__SOURCE MATERIAL__
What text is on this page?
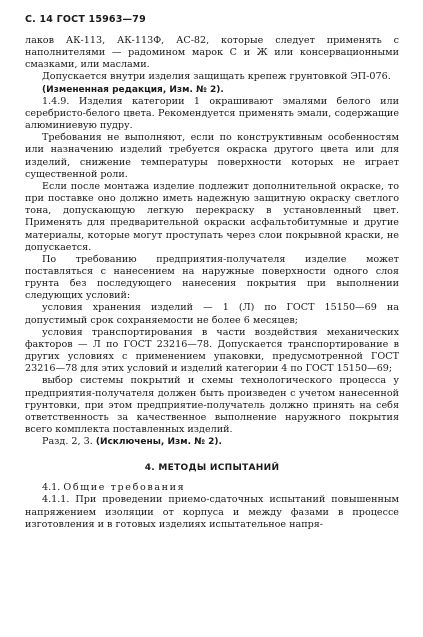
С. 14 ГОСТ 15963—79

лаков АК-113, АК-113Ф, АС-82, которые следует применять с наполнителями — радомином марок С и Ж или консервационными смазками, или маслами.

Допускается внутри изделия защищать крепеж грунтовкой ЭП-076.

(Измененная редакция, Изм. № 2).

1.4.9. Изделия категории 1 окрашивают эмалями белого или серебристо-белого цвета. Рекомендуется применять эмали, содержащие алюминиевую пудру.

Требования не выполняют, если по конструктивным особенностям или назначению изделий требуется окраска другого цвета или для изделий, снижение температуры поверхности которых не играет существенной роли.

Если после монтажа изделие подлежит дополнительной окраске, то при поставке оно должно иметь надежную защитную окраску светлого тона, допускающую легкую перекраску в установленный цвет. Применять для предварительной окраски асфальтобитумные и другие материалы, которые могут проступать через слои покрывной краски, не допускается.

По требованию предприятия-получателя изделие может поставляться с нанесением на наружные поверхности одного слоя грунта без последующего нанесения покрытия при выполнении следующих условий:

условия хранения изделий — 1 (Л) по ГОСТ 15150—69 на допустимый срок сохраняемости не более 6 месяцев;

условия транспортирования в части воздействия механических факторов — Л по ГОСТ 23216—78. Допускается транспортирование в других условиях с применением упаковки, предусмотренной ГОСТ 23216—78 для этих условий и изделий категории 4 по ГОСТ 15150—69;

выбор системы покрытий и схемы технологического процесса у предприятия-получателя должен быть произведен с учетом нанесенной грунтовки, при этом предприятие-получатель должно принять на себя ответственность за качественное выполнение наружного покрытия всего комплекта поставленных изделий.

Разд. 2, 3. (Исключены, Изм. № 2).

4. МЕТОДЫ ИСПЫТАНИЙ

4.1. Общие требования

4.1.1. При проведении приемо-сдаточных испытаний повышенным напряжением изоляции от корпуса и между фазами в процессе изготовления и в готовых изделиях испытательное напря-
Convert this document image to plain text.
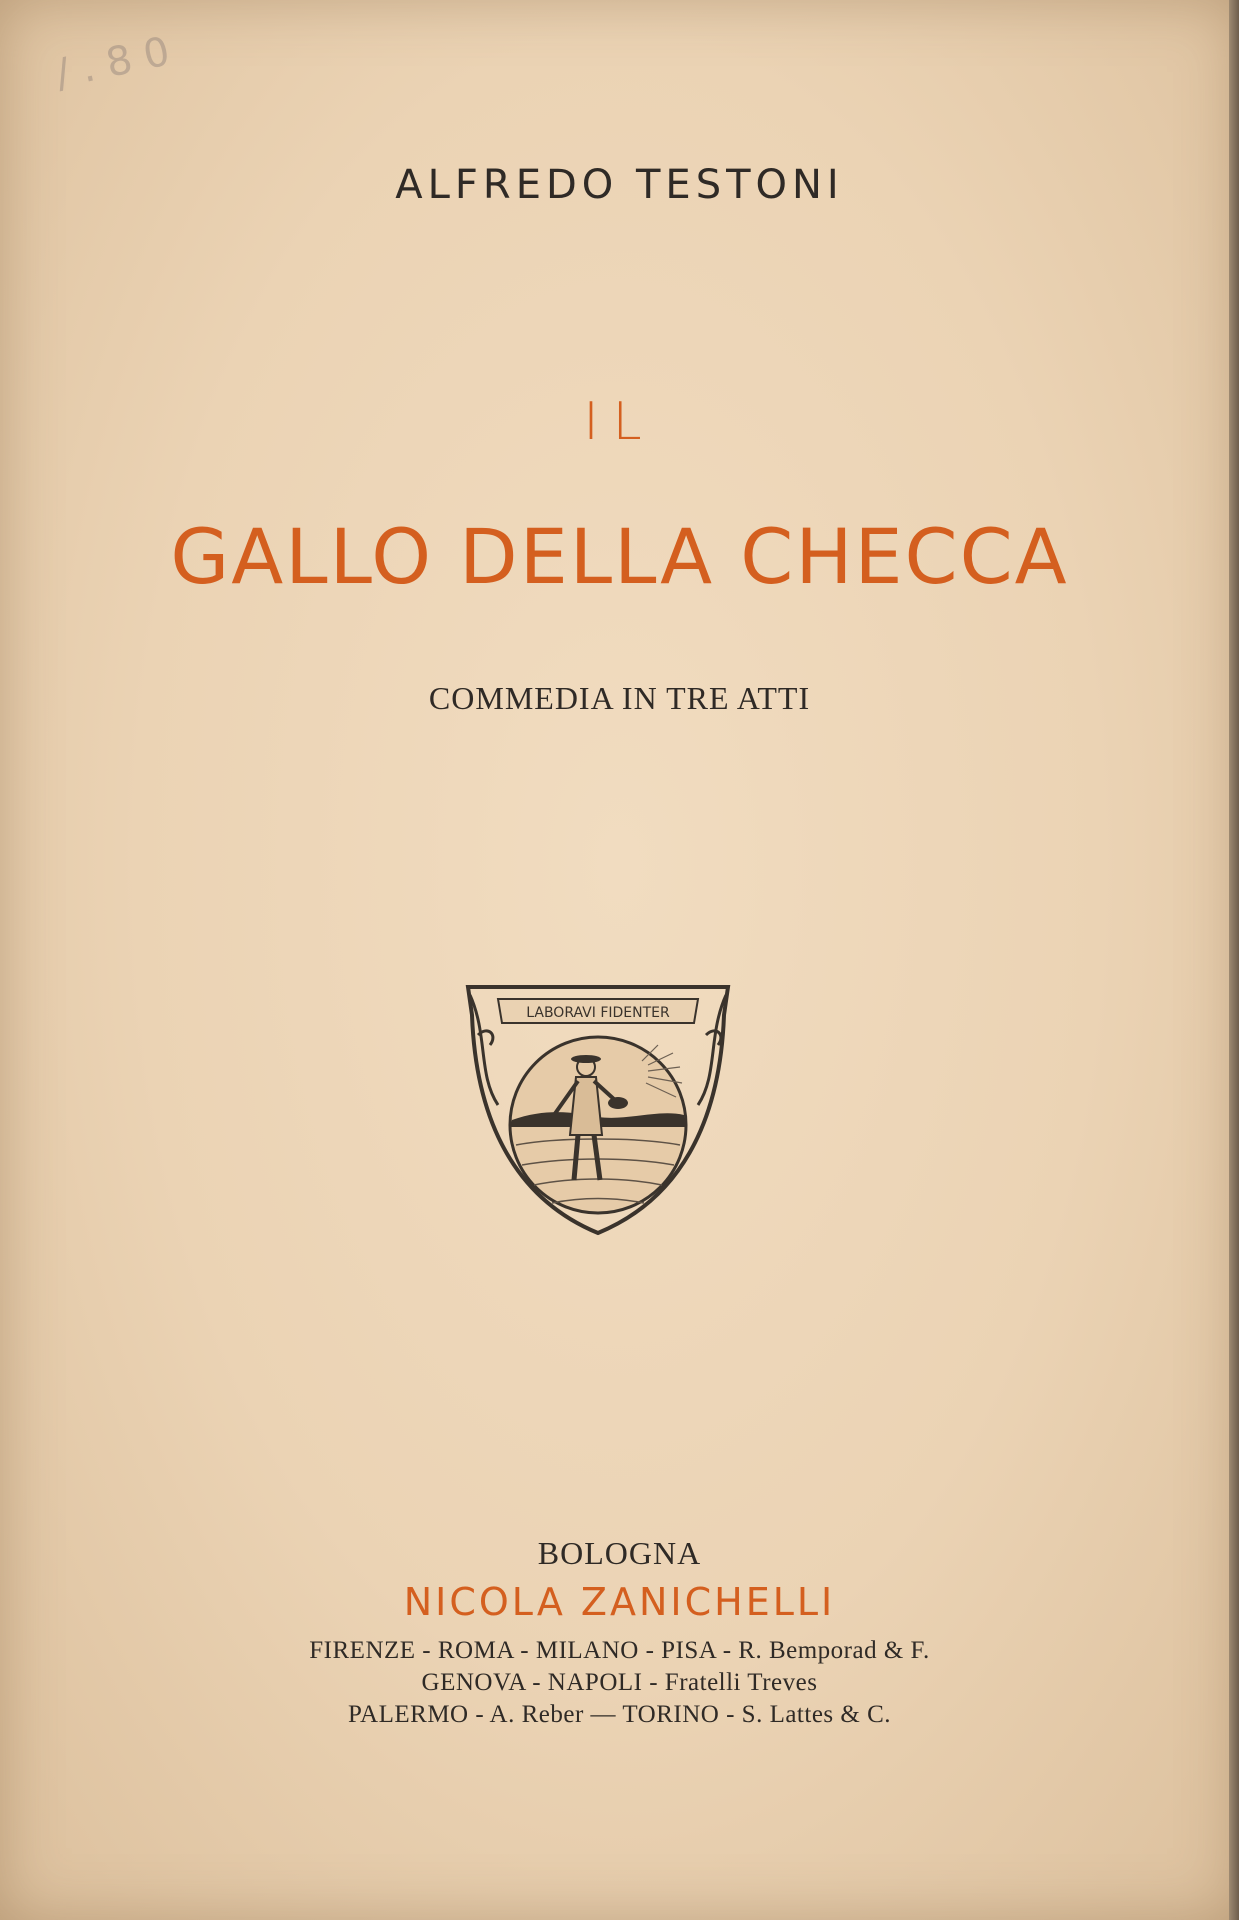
/ . 8 0
ALFREDO TESTONI
IL
GALLO DELLA CHECCA
COMMEDIA IN TRE ATTI
LABORAVI FIDENTER
BOLOGNA
NICOLA ZANICHELLI
FIRENZE - ROMA - MILANO - PISA - R. Bemporad & F.
GENOVA - NAPOLI - Fratelli Treves
PALERMO - A. Reber — TORINO - S. Lattes & C.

__TO BE DONE__
Set down nothing but the lines from the one containing "Convert this document image to plain text." to the final line above, both included, with every picture left out.

__EXPECTED ANSWER__
Convert this document image to plain text.
/ . 8 0
ALFREDO TESTONI
IL
GALLO DELLA CHECCA
COMMEDIA IN TRE ATTI
LABORAVI FIDENTER
BOLOGNA
NICOLA ZANICHELLI
FIRENZE - ROMA - MILANO - PISA - R. Bemporad & F.
GENOVA - NAPOLI - Fratelli Treves
PALERMO - A. Reber — TORINO - S. Lattes & C.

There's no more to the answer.